# Work instructions
Review the lines that follow and copy each one that contains the word "page".

# Data supplied
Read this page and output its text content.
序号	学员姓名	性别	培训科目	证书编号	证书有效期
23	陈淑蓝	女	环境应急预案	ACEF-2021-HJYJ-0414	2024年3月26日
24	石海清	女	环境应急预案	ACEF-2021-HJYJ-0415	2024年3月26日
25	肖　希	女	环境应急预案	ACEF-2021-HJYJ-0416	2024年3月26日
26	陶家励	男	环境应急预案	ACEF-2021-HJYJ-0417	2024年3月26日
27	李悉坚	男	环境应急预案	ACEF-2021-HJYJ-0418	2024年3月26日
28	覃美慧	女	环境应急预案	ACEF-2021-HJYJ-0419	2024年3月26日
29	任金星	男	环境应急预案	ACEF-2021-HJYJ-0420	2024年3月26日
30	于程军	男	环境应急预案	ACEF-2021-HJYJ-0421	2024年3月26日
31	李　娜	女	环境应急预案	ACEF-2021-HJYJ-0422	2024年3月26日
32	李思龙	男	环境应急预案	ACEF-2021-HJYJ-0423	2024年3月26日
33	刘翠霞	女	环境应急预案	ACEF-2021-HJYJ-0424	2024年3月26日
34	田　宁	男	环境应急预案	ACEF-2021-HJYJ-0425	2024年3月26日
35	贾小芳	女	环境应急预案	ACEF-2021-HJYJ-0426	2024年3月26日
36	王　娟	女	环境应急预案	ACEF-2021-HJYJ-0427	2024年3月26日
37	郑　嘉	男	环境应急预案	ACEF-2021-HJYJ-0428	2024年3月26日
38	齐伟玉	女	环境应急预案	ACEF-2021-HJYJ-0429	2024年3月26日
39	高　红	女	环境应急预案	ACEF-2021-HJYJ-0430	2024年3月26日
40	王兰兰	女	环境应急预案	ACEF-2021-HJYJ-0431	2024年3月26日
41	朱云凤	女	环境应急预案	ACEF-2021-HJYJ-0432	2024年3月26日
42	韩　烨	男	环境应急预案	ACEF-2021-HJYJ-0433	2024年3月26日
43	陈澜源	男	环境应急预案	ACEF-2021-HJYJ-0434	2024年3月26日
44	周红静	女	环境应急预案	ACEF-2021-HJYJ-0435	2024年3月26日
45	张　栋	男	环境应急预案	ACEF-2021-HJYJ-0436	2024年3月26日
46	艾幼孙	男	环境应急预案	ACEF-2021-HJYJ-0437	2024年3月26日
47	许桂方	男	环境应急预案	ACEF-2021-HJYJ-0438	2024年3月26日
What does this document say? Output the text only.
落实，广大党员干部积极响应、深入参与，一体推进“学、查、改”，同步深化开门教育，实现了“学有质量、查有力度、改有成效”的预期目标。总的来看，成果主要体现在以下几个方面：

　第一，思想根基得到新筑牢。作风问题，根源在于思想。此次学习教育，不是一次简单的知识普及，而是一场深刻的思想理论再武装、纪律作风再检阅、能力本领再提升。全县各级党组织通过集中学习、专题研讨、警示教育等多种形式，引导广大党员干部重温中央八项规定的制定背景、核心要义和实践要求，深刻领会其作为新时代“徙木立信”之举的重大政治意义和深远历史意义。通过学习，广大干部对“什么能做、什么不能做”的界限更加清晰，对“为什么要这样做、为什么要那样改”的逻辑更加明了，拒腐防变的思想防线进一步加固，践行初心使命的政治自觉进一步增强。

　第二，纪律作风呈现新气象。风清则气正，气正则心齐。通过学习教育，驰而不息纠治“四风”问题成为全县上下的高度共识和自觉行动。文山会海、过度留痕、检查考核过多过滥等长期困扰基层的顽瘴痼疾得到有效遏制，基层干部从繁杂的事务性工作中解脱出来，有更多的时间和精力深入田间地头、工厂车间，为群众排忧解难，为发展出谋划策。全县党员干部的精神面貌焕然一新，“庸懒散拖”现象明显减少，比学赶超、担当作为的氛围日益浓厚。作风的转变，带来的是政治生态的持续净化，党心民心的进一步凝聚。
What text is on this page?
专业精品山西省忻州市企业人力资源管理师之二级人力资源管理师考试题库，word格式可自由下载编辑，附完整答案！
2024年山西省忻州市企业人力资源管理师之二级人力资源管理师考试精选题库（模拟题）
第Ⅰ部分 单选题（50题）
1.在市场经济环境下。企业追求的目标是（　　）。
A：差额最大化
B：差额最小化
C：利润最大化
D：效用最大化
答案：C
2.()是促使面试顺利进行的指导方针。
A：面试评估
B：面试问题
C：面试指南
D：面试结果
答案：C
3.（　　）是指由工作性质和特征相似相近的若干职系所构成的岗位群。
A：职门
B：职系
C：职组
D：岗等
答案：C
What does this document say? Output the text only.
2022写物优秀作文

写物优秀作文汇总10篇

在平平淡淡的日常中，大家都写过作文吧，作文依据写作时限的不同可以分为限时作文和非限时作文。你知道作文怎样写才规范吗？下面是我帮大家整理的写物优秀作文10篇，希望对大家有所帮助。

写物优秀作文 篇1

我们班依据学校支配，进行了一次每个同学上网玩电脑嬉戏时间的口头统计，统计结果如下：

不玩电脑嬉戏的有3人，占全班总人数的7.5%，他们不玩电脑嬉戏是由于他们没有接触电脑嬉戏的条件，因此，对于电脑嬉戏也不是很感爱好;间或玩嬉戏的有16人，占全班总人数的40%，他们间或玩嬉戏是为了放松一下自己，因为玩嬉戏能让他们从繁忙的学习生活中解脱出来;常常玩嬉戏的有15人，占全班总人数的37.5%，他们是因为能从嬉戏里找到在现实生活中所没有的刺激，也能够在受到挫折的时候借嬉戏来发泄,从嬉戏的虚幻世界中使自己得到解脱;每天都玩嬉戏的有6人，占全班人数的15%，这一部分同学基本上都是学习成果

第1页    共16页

# Answer for this exercise
Read this page and output its text content.
What text is on this page?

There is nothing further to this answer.